▸ Exercise instructions
(A) According to the immersive media claims, what does the target zoom mode comprise in claim 2?
(B) Carry on the immersive media claims past their final sentence.

▸ Supplied passage

══════════

1. A data processing method for immersive media, applicable to a computer device, the method comprising:

obtaining a media file format data box of immersive media, the media file format data box comprising a zoom policy of the ith zoom region of the immersive media in a target zoom mode, i being a positive integer; and

performing zoom processing on the ith zoom region of the immersive media according to the media file format data box.


 
2. The method according to claim 1, wherein the media file format data box comprises an international organization for standardization base media file format data box; and the target zoom mode comprises a director zoom mode.
 
3. The method according to claim 1 or 2, wherein the zoom policy comprises a zoom flag field, and when the zoom flag field is an effective value, the zoom flag field indicates that zoom processing needs to be performed on the ith zoom region of the immersive media in the target zoom mode.
 
4. The method according to claim 1 or 2, wherein the zoom policy comprises a zoom step field, a value of the zoom step field being m, m being a positive integer; and the zoom step field is used for indicating that a quantity of zoom steps comprised when the zoom processing is performed on the ith zoom region of the immersive media in the target zoom mode is m.

══════════

▸ Records shown
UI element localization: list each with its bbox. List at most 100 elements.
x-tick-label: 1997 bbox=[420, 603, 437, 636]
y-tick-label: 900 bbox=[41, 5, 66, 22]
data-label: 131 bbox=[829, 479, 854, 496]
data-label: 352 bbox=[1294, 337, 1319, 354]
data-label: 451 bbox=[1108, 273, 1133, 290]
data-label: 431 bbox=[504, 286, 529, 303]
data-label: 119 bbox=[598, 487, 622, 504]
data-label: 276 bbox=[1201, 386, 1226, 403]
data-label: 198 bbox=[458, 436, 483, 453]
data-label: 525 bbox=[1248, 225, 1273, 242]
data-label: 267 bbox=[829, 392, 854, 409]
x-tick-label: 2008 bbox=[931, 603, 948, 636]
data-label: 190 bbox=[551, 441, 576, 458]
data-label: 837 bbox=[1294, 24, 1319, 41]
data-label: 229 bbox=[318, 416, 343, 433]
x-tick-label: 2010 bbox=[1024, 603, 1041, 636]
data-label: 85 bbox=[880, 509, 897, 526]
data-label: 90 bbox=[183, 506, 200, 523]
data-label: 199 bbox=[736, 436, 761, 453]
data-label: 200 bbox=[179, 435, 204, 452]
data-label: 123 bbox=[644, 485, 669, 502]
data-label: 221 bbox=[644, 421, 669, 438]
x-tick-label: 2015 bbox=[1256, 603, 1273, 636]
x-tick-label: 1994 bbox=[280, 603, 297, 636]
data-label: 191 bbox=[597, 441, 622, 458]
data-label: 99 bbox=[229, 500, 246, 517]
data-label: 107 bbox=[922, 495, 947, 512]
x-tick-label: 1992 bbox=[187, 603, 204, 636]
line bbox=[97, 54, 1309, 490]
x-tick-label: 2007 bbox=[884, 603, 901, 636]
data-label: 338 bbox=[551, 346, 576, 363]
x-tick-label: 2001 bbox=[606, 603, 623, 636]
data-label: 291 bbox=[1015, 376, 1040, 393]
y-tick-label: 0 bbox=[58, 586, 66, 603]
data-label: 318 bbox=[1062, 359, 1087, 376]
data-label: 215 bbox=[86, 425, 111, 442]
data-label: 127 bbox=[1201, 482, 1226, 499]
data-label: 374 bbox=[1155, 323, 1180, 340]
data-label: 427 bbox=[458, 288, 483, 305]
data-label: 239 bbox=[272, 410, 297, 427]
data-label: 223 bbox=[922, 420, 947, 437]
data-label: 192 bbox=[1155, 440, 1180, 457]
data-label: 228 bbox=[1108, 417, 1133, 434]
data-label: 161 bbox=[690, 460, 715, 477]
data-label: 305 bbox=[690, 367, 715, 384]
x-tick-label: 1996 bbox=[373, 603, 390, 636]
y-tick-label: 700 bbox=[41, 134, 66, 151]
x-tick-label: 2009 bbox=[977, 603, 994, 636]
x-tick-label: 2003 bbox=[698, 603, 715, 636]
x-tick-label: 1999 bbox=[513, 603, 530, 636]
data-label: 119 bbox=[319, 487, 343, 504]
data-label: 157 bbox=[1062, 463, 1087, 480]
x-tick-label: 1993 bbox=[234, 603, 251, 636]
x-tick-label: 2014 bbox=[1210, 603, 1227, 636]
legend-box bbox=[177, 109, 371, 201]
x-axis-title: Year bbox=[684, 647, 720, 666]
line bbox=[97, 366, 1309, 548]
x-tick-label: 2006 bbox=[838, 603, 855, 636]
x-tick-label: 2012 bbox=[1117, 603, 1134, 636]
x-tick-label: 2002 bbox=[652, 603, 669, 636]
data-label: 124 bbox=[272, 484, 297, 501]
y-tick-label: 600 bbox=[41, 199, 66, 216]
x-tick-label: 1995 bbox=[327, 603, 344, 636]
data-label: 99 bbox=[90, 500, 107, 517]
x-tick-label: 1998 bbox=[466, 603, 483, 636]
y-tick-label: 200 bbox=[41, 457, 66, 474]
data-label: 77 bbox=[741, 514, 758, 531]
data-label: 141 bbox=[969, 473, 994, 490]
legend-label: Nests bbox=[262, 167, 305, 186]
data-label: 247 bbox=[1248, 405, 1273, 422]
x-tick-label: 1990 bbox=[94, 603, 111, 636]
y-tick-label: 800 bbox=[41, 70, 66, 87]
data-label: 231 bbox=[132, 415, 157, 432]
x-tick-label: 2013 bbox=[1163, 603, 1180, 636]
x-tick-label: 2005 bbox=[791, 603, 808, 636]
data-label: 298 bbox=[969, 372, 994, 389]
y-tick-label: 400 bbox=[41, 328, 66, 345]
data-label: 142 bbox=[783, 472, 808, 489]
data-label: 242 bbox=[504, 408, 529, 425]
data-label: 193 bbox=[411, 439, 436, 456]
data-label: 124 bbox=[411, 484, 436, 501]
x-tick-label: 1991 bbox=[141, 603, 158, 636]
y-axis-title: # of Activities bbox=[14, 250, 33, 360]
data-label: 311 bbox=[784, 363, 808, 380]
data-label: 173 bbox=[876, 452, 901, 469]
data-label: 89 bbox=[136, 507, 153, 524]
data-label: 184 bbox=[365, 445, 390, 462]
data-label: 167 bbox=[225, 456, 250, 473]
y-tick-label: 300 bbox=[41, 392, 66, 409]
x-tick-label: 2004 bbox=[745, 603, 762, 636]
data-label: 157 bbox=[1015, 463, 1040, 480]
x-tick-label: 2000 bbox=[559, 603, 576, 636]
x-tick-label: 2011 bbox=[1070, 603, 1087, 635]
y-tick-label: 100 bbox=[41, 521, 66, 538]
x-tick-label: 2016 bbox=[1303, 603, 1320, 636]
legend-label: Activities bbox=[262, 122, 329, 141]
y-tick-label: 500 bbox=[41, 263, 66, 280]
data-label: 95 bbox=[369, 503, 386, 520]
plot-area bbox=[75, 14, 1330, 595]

══════════

▸ Task-by-task results
(A) A director zoom mode.

(B)
 
5. The method according to claim 1 or 2, wherein the zoom processing comprises m zoom steps, m being a positive integer; the zoom policy comprises m zoom ratio fields; the jth zoom step in the m zoom steps corresponds to the jth zoom ratio field in the m zoom ratio fields, j being a positive integer, and j being less than or equal to m;

the jth zoom ratio field is used for indicating a zoom ratio adopted when the jth zoom step in the zoom processing is performed on the ith zoom region of the immersive media; the zoom ratio is in unit of 2 to 3;

when a value of the jth zoom ratio field is an ineffective value, the jth zoom ratio field is used for indicating that a size of the ith zoom region of the immersive media after the jth zoom step of the zoom processing is performed in the target zoom mode thereon is the same as a size thereof before the zoom processing is performed thereon; and

when the value of the jth zoom ratio field is an effective value, the jth zoom ratio field is used for indicating that a ratio between the size of the ith zoom region of the immersive media after the jth zoom step of the zoom processing is performed in the target zoom mode thereon and the size thereof before the zoom processing is performed thereon is the value of the jth zoom ratio field.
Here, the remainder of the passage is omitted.